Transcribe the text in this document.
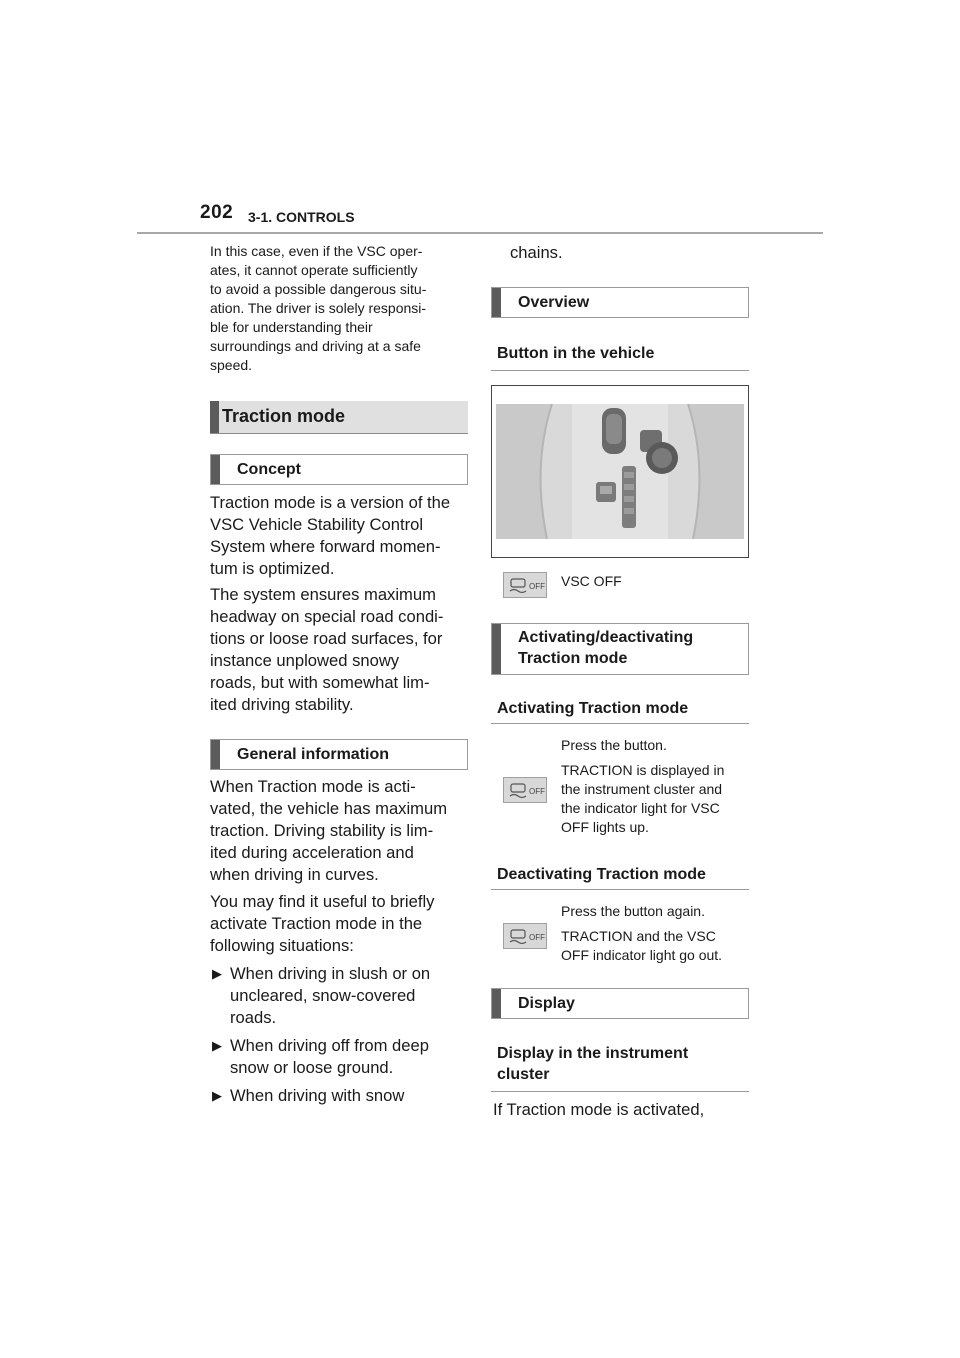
202 3-1. CONTROLS
In this case, even if the VSC oper-
ates, it cannot operate sufficiently
to avoid a possible dangerous situ-
ation. The driver is solely responsi-
ble for understanding their
surroundings and driving at a safe
speed.
Traction mode
Concept
Traction mode is a version of the
VSC Vehicle Stability Control
System where forward momen-
tum is optimized.
The system ensures maximum
headway on special road condi-
tions or loose road surfaces, for
instance unplowed snowy
roads, but with somewhat lim-
ited driving stability.
General information
When Traction mode is acti-
vated, the vehicle has maximum
traction. Driving stability is lim-
ited during acceleration and
when driving in curves.
You may find it useful to briefly
activate Traction mode in the
following situations:
▶ When driving in slush or on
uncleared, snow-covered
roads.
▶ When driving off from deep
snow or loose ground.
▶ When driving with snow
chains.
Overview
Button in the vehicle
OFF VSC OFF
Activating/deactivating
Traction mode
Activating Traction mode
Press the button.
OFF
TRACTION is displayed in
the instrument cluster and
the indicator light for VSC
OFF lights up.
Deactivating Traction mode
Press the button again.
OFF TRACTION and the VSC
OFF indicator light go out.
Display
Display in the instrument
cluster
If Traction mode is activated,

▶ **WHAT THE TASK REQUIRES**
Print every entry above again without changing a word, and omit the pictures.

▶ **FINAL ANSWER**
Transcribe the text in this document.
202 3-1. CONTROLS
In this case, even if the VSC oper-
ates, it cannot operate sufficiently
to avoid a possible dangerous situ-
ation. The driver is solely responsi-
ble for understanding their
surroundings and driving at a safe
speed.
Traction mode
Concept
Traction mode is a version of the
VSC Vehicle Stability Control
System where forward momen-
tum is optimized.
The system ensures maximum
headway on special road condi-
tions or loose road surfaces, for
instance unplowed snowy
roads, but with somewhat lim-
ited driving stability.
General information
When Traction mode is acti-
vated, the vehicle has maximum
traction. Driving stability is lim-
ited during acceleration and
when driving in curves.
You may find it useful to briefly
activate Traction mode in the
following situations:
▶ When driving in slush or on
uncleared, snow-covered
roads.
▶ When driving off from deep
snow or loose ground.
▶ When driving with snow
chains.
Overview
Button in the vehicle
OFF VSC OFF
Activating/deactivating
Traction mode
Activating Traction mode
Press the button.
OFF
TRACTION is displayed in
the instrument cluster and
the indicator light for VSC
OFF lights up.
Deactivating Traction mode
Press the button again.
OFF TRACTION and the VSC
OFF indicator light go out.
Display
Display in the instrument
cluster
If Traction mode is activated,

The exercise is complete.